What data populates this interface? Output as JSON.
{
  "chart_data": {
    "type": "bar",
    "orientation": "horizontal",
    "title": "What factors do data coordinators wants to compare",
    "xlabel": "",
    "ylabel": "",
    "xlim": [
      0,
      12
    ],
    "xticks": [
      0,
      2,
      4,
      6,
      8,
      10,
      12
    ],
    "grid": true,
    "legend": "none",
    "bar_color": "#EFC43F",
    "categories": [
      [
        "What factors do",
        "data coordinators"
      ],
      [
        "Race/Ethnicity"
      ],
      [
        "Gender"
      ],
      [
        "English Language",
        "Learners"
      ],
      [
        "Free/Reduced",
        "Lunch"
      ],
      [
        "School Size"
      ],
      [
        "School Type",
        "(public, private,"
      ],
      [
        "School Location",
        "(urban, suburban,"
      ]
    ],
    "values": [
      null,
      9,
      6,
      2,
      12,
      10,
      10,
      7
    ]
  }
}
··········
* [THE PROBLEM]: Reproduce every line of the data verbatim.

* [TASK RESULT]:
What data populates this interface? Output as JSON.
{
  "chart_data": {
    "type": "bar",
    "orientation": "horizontal",
    "title": "What factors do data coordinators wants to compare",
    "xlabel": "",
    "ylabel": "",
    "xlim": [
      0,
      12
    ],
    "xticks": [
      0,
      2,
      4,
      6,
      8,
      10,
      12
    ],
    "grid": true,
    "legend": "none",
    "bar_color": "#EFC43F",
    "categories": [
      [
        "What factors do",
        "data coordinators"
      ],
      [
        "Race/Ethnicity"
      ],
      [
        "Gender"
      ],
      [
        "English Language",
        "Learners"
      ],
      [
        "Free/Reduced",
        "Lunch"
      ],
      [
        "School Size"
      ],
      [
        "School Type",
        "(public, private,"
      ],
      [
        "School Location",
        "(urban, suburban,"
      ]
    ],
    "values": [
      null,
      9,
      6,
      2,
      12,
      10,
      10,
      7
    ]
  }
}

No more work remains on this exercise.